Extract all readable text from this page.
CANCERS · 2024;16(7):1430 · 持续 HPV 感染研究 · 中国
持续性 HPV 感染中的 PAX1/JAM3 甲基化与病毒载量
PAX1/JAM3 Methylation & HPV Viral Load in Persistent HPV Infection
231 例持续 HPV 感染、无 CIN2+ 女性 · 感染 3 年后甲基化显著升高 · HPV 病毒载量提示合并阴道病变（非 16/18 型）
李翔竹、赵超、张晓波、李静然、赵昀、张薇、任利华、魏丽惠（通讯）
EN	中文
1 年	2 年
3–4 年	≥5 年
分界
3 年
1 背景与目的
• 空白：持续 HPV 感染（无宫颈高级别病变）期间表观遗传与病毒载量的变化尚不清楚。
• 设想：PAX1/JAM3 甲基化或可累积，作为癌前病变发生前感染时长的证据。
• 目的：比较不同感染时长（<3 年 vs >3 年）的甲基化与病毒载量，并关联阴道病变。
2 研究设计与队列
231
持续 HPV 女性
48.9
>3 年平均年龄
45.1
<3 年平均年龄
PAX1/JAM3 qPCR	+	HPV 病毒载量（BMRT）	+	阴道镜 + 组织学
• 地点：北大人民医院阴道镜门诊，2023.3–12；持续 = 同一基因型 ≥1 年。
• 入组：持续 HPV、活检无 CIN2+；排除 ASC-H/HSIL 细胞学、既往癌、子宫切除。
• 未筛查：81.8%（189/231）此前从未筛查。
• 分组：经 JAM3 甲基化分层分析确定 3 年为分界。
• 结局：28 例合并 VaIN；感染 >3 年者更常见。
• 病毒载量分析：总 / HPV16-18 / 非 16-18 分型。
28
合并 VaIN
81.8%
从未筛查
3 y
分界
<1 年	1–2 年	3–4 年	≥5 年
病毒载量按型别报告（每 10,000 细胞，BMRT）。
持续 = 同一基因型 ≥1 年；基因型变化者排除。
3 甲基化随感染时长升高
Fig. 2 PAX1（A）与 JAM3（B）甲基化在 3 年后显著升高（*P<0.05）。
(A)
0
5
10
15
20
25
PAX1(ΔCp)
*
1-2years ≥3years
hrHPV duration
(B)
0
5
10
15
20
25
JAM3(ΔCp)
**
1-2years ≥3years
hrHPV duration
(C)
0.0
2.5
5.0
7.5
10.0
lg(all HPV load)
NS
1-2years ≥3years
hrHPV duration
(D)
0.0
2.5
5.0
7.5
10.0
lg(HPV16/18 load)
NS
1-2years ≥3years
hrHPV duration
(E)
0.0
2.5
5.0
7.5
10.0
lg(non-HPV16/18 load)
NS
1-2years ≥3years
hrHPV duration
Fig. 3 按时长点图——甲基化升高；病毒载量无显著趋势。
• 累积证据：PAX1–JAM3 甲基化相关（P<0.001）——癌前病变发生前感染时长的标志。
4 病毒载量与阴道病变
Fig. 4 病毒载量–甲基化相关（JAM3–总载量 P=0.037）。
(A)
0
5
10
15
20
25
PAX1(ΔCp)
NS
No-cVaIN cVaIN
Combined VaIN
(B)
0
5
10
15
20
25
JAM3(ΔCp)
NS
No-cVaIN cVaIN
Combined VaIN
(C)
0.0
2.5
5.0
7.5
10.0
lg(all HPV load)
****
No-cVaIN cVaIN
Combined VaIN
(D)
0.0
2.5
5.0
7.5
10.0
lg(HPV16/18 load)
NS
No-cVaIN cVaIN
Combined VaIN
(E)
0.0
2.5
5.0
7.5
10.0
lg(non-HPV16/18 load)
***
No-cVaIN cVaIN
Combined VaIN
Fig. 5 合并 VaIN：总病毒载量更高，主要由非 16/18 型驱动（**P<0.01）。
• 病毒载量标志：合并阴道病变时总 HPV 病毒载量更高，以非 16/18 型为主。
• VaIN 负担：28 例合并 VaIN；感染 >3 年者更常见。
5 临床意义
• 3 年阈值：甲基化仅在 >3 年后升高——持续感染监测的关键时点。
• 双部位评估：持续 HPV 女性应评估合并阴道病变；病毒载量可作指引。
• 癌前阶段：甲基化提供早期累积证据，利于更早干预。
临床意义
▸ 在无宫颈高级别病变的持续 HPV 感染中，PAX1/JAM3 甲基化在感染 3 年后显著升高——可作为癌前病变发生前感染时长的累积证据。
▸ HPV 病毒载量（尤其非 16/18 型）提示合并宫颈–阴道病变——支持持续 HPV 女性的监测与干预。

# Activity:
Lines with "同一基因型": copy every one of them from the listing above.

# Response:
• 地点：北大人民医院阴道镜门诊，2023.3–12；持续 = 同一基因型 ≥1 年。
持续 = 同一基因型 ≥1 年；基因型变化者排除。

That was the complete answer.